Le but du journal est de faire connaître auprès du grand public les alternatives concrètes en matière d’écologie, d’environnement, de citoyenneté, de solidarité. « L’idée est venue du Réseau Sortir du nucléaire qui, en 2001, a imprimé à fort tirage un format tabloïd diffusé à faible prix. » (2) Alain Duez a alors décidé « de tirer un journal à un grand nombre d’exemplaires pour qu’il soit accessible au plus grand nombre. C’est ce qui a été fait par souscription militante. L’argent a été récolté avant la première impression, de manière à pouvoir attaquer une diffusion très large. Je crois qu’il y avait 40 000 exemplaires à imprimer tous les mois au lancement du journal. »

L’objet de L’Âge de Faire, c’est de « relayer les alternatives qui peuvent être traités dans tous les domaines. C’est faire un petit pas de côté et regarder ça d’un œil différent ».

 

Pour Lisa, journaliste, « c’est un journal mensuel et l’idée est de montrer ce que font des gens, beaucoup collectivement mais aussi individuellement, qui va dans le sens de plus de solidarité, d’une réappropriation un peu de tous les domaines de la vie. Donc on parle beaucoup d’économie coopérative, d’écologie, des actions de solidarité, des luttes militantes. Voilà, tout ce qui contribue à inventer un monde qui nous semble meilleur. »

 

Jusqu’en 2011, une association portait le projet, avant que ne soit créée une société coopérative de production (SCOP). Ce fonctionnement permet que le journal appartienne aux salarié.e.s plus quelques autres personnes, des anciens salarié.e.s pour la plupart.

Depuis 2020, les bureaux du journal sont à Château Arnaud Saint-Auban (04), dans une cité ouvrière dans « un bâtiment racheté à l’usine. L’idée c’était d’abord de partager un endroit. Avec « l’Âge de Faire », on avait très envie de ne plus être tout seul dans nos locaux. Et en fait, dans nos pages, on n’arrête pas de parler d’expérience citoyenne, de création de projets collectifs, d’autogestion, de comment on peut s’inscrire dans son territoire, etc. Et on avait très envie de le mettre en œuvre concrètement ».

**Entrées présentées:**
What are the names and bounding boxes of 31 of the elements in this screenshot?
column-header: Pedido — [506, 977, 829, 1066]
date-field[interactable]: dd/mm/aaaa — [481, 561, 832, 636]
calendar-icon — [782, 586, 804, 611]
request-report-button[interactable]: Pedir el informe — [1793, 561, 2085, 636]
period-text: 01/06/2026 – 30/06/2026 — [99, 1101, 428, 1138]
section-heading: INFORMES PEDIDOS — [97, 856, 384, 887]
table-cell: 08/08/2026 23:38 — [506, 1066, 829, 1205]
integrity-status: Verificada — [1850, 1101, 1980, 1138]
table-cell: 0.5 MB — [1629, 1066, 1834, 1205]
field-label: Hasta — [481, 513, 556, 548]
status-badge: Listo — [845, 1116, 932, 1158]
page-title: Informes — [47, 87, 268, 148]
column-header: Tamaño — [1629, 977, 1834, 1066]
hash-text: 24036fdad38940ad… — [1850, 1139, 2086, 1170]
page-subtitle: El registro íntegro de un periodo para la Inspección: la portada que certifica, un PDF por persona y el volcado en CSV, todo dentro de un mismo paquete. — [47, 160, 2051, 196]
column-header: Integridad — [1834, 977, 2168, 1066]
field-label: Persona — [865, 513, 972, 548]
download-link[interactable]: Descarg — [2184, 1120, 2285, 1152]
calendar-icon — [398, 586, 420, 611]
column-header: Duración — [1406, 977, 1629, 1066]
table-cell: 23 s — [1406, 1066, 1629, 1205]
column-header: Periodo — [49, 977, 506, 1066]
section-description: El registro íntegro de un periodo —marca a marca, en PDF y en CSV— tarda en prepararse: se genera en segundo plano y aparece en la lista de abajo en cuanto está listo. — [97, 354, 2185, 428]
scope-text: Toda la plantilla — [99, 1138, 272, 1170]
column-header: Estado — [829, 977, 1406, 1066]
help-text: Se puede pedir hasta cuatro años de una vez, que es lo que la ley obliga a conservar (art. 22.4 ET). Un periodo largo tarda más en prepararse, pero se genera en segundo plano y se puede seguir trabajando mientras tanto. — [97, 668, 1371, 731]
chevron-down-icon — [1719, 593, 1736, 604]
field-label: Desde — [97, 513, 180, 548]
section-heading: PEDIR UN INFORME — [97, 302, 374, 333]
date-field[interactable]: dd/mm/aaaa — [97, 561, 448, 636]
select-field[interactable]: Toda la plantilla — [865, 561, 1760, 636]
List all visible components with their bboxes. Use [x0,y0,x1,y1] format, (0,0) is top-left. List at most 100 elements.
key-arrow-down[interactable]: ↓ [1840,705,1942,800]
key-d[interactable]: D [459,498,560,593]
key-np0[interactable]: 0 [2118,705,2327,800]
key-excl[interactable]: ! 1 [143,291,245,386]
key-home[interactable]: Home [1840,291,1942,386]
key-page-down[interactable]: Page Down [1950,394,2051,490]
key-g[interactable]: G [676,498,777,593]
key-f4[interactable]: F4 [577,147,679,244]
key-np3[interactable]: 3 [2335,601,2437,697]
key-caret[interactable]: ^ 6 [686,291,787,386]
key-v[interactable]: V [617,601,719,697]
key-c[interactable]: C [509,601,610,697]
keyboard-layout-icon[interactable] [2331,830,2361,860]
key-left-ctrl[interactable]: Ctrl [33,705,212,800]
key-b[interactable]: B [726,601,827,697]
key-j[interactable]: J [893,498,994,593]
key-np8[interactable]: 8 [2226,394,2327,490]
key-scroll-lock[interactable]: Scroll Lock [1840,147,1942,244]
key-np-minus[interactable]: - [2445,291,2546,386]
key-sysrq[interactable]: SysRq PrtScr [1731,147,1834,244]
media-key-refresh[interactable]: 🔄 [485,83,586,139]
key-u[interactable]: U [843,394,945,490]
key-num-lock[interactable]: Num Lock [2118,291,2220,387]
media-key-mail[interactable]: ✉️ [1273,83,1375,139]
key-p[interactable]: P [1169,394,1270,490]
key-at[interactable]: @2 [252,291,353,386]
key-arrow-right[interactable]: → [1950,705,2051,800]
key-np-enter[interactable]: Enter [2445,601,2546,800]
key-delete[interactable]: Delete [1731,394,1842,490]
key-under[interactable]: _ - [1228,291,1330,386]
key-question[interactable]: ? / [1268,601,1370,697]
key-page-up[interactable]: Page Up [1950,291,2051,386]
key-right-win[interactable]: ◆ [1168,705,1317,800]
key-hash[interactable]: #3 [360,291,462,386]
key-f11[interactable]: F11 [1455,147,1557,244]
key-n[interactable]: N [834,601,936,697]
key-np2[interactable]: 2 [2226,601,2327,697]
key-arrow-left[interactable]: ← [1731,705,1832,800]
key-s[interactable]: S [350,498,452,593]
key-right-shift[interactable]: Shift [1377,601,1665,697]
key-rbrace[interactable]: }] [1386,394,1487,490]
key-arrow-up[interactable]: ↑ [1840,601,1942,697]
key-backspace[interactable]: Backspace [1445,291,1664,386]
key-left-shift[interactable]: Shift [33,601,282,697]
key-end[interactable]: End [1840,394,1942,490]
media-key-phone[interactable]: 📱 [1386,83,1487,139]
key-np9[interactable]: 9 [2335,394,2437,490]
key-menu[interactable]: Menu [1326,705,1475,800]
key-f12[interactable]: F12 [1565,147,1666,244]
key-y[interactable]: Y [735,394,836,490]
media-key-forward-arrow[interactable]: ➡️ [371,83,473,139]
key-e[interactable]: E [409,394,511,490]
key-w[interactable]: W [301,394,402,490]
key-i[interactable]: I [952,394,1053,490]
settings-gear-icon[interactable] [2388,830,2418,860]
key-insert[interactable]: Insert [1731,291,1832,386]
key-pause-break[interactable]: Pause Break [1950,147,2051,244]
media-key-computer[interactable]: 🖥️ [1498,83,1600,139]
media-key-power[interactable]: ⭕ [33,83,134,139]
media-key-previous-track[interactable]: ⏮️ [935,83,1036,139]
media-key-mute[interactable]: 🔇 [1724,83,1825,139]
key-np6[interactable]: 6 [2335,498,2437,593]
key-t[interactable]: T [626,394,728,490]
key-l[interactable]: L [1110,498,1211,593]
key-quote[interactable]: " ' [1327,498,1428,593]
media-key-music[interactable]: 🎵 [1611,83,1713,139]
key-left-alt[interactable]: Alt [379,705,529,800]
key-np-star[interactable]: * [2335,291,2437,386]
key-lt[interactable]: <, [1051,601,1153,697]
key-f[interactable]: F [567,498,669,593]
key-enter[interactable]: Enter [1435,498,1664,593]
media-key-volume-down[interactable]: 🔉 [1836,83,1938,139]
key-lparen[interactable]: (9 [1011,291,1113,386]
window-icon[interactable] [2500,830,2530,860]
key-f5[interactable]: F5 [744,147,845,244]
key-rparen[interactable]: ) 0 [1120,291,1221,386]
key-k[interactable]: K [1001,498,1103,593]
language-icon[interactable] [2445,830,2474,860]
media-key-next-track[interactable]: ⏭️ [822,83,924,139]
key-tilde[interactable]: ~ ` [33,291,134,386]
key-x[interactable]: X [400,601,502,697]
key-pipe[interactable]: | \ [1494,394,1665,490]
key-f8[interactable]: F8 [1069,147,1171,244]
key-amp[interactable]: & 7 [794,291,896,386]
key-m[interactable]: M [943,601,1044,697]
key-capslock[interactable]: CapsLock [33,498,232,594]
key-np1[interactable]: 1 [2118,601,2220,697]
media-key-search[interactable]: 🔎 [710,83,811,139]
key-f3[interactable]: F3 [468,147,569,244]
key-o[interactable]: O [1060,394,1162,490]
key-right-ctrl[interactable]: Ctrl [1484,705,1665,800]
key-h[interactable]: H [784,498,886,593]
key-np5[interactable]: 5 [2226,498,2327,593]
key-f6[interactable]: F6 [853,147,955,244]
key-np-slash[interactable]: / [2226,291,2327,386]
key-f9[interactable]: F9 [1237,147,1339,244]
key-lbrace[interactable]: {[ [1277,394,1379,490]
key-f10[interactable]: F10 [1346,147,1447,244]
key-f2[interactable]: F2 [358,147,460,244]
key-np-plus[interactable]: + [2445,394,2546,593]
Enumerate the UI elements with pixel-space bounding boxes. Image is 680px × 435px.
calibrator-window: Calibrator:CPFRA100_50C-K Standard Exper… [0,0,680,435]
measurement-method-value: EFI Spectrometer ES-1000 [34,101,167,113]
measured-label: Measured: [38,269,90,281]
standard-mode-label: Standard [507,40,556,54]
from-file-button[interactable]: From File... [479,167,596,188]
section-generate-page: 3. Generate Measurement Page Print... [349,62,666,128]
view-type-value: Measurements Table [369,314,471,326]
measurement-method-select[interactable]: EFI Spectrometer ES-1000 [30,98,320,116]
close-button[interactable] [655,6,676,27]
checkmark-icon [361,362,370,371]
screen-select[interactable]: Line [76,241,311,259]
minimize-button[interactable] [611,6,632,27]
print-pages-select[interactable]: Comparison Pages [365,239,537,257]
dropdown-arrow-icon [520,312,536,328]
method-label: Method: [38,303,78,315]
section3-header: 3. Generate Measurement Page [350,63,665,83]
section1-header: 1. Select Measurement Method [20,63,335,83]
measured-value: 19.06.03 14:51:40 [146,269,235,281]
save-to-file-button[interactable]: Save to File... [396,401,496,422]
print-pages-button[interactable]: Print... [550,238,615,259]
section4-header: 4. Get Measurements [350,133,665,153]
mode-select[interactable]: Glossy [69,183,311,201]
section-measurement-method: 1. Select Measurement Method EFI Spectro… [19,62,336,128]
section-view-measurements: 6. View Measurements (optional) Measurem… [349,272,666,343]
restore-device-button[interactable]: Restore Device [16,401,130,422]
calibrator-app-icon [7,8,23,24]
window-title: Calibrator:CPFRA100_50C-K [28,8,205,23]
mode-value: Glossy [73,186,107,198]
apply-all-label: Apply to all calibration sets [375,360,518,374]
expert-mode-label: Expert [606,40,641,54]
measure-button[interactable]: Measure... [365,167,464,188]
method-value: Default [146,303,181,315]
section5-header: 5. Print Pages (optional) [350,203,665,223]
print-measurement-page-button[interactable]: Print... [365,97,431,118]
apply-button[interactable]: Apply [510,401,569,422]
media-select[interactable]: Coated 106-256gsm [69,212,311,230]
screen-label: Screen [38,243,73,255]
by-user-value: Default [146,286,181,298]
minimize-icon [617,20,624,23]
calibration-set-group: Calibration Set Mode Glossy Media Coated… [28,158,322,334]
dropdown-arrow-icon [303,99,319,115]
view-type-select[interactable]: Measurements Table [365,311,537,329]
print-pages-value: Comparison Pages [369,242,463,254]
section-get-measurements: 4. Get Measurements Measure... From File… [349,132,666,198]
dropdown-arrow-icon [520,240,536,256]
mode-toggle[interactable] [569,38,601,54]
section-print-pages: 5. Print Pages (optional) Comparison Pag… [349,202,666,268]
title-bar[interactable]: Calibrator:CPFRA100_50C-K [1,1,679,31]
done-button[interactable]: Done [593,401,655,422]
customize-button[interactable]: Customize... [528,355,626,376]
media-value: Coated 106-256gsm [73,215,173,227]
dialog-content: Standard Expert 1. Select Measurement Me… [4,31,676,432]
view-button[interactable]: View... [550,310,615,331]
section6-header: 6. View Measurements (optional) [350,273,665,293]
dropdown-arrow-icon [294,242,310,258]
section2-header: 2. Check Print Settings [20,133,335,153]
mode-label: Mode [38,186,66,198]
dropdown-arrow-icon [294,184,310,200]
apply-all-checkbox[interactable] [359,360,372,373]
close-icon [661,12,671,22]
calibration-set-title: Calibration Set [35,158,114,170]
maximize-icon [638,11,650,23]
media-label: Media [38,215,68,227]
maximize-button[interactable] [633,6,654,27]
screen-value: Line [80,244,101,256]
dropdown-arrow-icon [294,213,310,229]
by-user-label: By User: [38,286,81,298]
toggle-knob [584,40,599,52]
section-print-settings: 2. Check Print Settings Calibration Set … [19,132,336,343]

**Travail demandé:**
1) Reproduisez à l'identique le passage du texte sur le journal L'Âge de Faire qui commence par les mots « Jusqu’en 2011, une » et se termine par « pour la plupart. ».
2) Transcrivez mot pour mot les entrées, de leur toute première ligne jusqu'à la ligne qui contient « column-header: Tamaño — », celle-ci comprise.
Ces entrées n'ont aucun lien avec le texte.

**Réponses:**
1)
Jusqu’en 2011, une association portait le projet, avant que ne soit créée une société coopérative de production (SCOP). Ce fonctionnement permet que le journal appartienne aux salarié.e.s plus quelques autres personnes, des anciens salarié.e.s pour la plupart.

2)
What are the names and bounding boxes of 31 of the elements in this screenshot?
column-header: Pedido — [506, 977, 829, 1066]
date-field[interactable]: dd/mm/aaaa — [481, 561, 832, 636]
calendar-icon — [782, 586, 804, 611]
request-report-button[interactable]: Pedir el informe — [1793, 561, 2085, 636]
period-text: 01/06/2026 – 30/06/2026 — [99, 1101, 428, 1138]
section-heading: INFORMES PEDIDOS — [97, 856, 384, 887]
table-cell: 08/08/2026 23:38 — [506, 1066, 829, 1205]
integrity-status: Verificada — [1850, 1101, 1980, 1138]
table-cell: 0.5 MB — [1629, 1066, 1834, 1205]
field-label: Hasta — [481, 513, 556, 548]
status-badge: Listo — [845, 1116, 932, 1158]
page-title: Informes — [47, 87, 268, 148]
column-header: Tamaño — [1629, 977, 1834, 1066]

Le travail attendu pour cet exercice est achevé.